Raw records
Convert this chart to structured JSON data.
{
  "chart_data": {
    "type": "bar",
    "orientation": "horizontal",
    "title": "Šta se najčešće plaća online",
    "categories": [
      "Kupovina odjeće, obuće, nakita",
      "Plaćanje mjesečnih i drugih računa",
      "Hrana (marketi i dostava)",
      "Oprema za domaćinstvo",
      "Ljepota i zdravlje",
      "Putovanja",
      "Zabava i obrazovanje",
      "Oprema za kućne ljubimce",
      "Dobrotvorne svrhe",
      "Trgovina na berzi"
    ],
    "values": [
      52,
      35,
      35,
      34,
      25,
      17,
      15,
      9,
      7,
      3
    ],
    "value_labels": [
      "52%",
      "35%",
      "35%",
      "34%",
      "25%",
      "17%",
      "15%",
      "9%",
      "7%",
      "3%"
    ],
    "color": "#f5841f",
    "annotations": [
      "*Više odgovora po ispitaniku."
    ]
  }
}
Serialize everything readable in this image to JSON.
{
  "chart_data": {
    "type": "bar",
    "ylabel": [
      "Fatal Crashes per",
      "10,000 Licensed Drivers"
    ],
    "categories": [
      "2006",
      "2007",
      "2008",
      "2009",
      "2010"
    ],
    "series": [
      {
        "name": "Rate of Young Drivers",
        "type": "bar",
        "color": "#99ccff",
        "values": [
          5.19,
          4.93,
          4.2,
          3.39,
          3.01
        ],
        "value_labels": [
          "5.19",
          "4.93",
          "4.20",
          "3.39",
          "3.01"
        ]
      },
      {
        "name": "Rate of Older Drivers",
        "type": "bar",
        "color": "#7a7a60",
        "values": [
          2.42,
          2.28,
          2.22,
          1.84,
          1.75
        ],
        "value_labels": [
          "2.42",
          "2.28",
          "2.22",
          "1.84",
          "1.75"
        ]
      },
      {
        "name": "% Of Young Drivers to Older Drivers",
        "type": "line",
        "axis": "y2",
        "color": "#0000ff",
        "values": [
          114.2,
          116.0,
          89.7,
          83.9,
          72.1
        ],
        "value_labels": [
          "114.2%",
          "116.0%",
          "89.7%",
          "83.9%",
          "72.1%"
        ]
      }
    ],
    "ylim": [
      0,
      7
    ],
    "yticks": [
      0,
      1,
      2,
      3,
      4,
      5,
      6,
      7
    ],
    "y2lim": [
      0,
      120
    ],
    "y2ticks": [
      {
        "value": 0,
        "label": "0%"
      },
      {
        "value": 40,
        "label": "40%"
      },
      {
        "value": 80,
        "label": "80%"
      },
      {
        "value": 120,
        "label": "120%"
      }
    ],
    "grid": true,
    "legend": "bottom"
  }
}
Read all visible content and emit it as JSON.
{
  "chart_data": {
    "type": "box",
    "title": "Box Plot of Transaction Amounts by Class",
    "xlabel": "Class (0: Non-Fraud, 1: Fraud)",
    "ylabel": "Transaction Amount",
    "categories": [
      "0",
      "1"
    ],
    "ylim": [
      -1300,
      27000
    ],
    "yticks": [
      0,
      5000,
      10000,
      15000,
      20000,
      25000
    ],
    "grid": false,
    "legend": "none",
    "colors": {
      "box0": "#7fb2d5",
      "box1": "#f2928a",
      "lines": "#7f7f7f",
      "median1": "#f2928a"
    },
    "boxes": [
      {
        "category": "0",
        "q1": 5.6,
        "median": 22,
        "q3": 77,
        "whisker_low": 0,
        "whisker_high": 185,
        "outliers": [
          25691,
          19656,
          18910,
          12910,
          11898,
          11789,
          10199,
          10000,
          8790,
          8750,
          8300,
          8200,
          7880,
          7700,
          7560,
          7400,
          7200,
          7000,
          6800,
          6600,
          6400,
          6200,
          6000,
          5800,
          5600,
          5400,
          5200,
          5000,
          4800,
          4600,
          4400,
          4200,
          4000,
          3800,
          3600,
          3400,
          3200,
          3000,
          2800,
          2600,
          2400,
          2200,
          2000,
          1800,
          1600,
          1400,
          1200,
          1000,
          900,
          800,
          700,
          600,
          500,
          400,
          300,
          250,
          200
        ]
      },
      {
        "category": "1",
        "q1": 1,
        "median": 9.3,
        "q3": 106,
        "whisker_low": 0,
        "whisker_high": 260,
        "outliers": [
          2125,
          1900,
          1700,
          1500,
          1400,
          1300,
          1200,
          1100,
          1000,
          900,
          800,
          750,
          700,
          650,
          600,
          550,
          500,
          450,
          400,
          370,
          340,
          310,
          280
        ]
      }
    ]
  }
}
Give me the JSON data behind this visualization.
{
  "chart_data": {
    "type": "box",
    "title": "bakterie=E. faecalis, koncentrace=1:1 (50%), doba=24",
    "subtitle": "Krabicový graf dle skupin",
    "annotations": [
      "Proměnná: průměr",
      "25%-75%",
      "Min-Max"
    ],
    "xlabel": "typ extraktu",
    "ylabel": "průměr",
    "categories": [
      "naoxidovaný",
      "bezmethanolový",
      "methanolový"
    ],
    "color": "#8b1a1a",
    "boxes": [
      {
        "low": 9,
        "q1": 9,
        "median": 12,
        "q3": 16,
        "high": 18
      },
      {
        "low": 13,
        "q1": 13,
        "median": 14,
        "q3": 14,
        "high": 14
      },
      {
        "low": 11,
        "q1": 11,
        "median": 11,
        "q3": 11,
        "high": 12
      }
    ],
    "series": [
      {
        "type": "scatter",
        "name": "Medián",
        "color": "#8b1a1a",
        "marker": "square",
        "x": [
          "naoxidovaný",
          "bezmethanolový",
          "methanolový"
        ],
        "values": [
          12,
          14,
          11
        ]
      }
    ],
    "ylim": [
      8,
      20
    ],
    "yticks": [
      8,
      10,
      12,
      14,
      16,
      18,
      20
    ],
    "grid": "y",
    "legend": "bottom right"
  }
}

## WHAT YOU HAVE TO DO
In full and verbatim, repeat the records given above.

## ANSWER FOR THE TASK
Convert this chart to structured JSON data.
{
  "chart_data": {
    "type": "bar",
    "orientation": "horizontal",
    "title": "Šta se najčešće plaća online",
    "categories": [
      "Kupovina odjeće, obuće, nakita",
      "Plaćanje mjesečnih i drugih računa",
      "Hrana (marketi i dostava)",
      "Oprema za domaćinstvo",
      "Ljepota i zdravlje",
      "Putovanja",
      "Zabava i obrazovanje",
      "Oprema za kućne ljubimce",
      "Dobrotvorne svrhe",
      "Trgovina na berzi"
    ],
    "values": [
      52,
      35,
      35,
      34,
      25,
      17,
      15,
      9,
      7,
      3
    ],
    "value_labels": [
      "52%",
      "35%",
      "35%",
      "34%",
      "25%",
      "17%",
      "15%",
      "9%",
      "7%",
      "3%"
    ],
    "color": "#f5841f",
    "annotations": [
      "*Više odgovora po ispitaniku."
    ]
  }
}
Serialize everything readable in this image to JSON.
{
  "chart_data": {
    "type": "bar",
    "ylabel": [
      "Fatal Crashes per",
      "10,000 Licensed Drivers"
    ],
    "categories": [
      "2006",
      "2007",
      "2008",
      "2009",
      "2010"
    ],
    "series": [
      {
        "name": "Rate of Young Drivers",
        "type": "bar",
        "color": "#99ccff",
        "values": [
          5.19,
          4.93,
          4.2,
          3.39,
          3.01
        ],
        "value_labels": [
          "5.19",
          "4.93",
          "4.20",
          "3.39",
          "3.01"
        ]
      },
      {
        "name": "Rate of Older Drivers",
        "type": "bar",
        "color": "#7a7a60",
        "values": [
          2.42,
          2.28,
          2.22,
          1.84,
          1.75
        ],
        "value_labels": [
          "2.42",
          "2.28",
          "2.22",
          "1.84",
          "1.75"
        ]
      },
      {
        "name": "% Of Young Drivers to Older Drivers",
        "type": "line",
        "axis": "y2",
        "color": "#0000ff",
        "values": [
          114.2,
          116.0,
          89.7,
          83.9,
          72.1
        ],
        "value_labels": [
          "114.2%",
          "116.0%",
          "89.7%",
          "83.9%",
          "72.1%"
        ]
      }
    ],
    "ylim": [
      0,
      7
    ],
    "yticks": [
      0,
      1,
      2,
      3,
      4,
      5,
      6,
      7
    ],
    "y2lim": [
      0,
      120
    ],
    "y2ticks": [
      {
        "value": 0,
        "label": "0%"
      },
      {
        "value": 40,
        "label": "40%"
      },
      {
        "value": 80,
        "label": "80%"
      },
      {
        "value": 120,
        "label": "120%"
      }
    ],
    "grid": true,
    "legend": "bottom"
  }
}
Read all visible content and emit it as JSON.
{
  "chart_data": {
    "type": "box",
    "title": "Box Plot of Transaction Amounts by Class",
    "xlabel": "Class (0: Non-Fraud, 1: Fraud)",
    "ylabel": "Transaction Amount",
    "categories": [
      "0",
      "1"
    ],
    "ylim": [
      -1300,
      27000
    ],
    "yticks": [
      0,
      5000,
      10000,
      15000,
      20000,
      25000
    ],
    "grid": false,
    "legend": "none",
    "colors": {
      "box0": "#7fb2d5",
      "box1": "#f2928a",
      "lines": "#7f7f7f",
      "median1": "#f2928a"
    },
    "boxes": [
      {
        "category": "0",
        "q1": 5.6,
        "median": 22,
        "q3": 77,
        "whisker_low": 0,
        "whisker_high": 185,
        "outliers": [
          25691,
          19656,
          18910,
          12910,
          11898,
          11789,
          10199,
          10000,
          8790,
          8750,
          8300,
          8200,
          7880,
          7700,
          7560,
          7400,
          7200,
          7000,
          6800,
          6600,
          6400,
          6200,
          6000,
          5800,
          5600,
          5400,
          5200,
          5000,
          4800,
          4600,
          4400,
          4200,
          4000,
          3800,
          3600,
          3400,
          3200,
          3000,
          2800,
          2600,
          2400,
          2200,
          2000,
          1800,
          1600,
          1400,
          1200,
          1000,
          900,
          800,
          700,
          600,
          500,
          400,
          300,
          250,
          200
        ]
      },
      {
        "category": "1",
        "q1": 1,
        "median": 9.3,
        "q3": 106,
        "whisker_low": 0,
        "whisker_high": 260,
        "outliers": [
          2125,
          1900,
          1700,
          1500,
          1400,
          1300,
          1200,
          1100,
          1000,
          900,
          800,
          750,
          700,
          650,
          600,
          550,
          500,
          450,
          400,
          370,
          340,
          310,
          280
        ]
      }
    ]
  }
}
Give me the JSON data behind this visualization.
{
  "chart_data": {
    "type": "box",
    "title": "bakterie=E. faecalis, koncentrace=1:1 (50%), doba=24",
    "subtitle": "Krabicový graf dle skupin",
    "annotations": [
      "Proměnná: průměr",
      "25%-75%",
      "Min-Max"
    ],
    "xlabel": "typ extraktu",
    "ylabel": "průměr",
    "categories": [
      "naoxidovaný",
      "bezmethanolový",
      "methanolový"
    ],
    "color": "#8b1a1a",
    "boxes": [
      {
        "low": 9,
        "q1": 9,
        "median": 12,
        "q3": 16,
        "high": 18
      },
      {
        "low": 13,
        "q1": 13,
        "median": 14,
        "q3": 14,
        "high": 14
      },
      {
        "low": 11,
        "q1": 11,
        "median": 11,
        "q3": 11,
        "high": 12
      }
    ],
    "series": [
      {
        "type": "scatter",
        "name": "Medián",
        "color": "#8b1a1a",
        "marker": "square",
        "x": [
          "naoxidovaný",
          "bezmethanolový",
          "methanolový"
        ],
        "values": [
          12,
          14,
          11
        ]
      }
    ],
    "ylim": [
      8,
      20
    ],
    "yticks": [
      8,
      10,
      12,
      14,
      16,
      18,
      20
    ],
    "grid": "y",
    "legend": "bottom right"
  }
}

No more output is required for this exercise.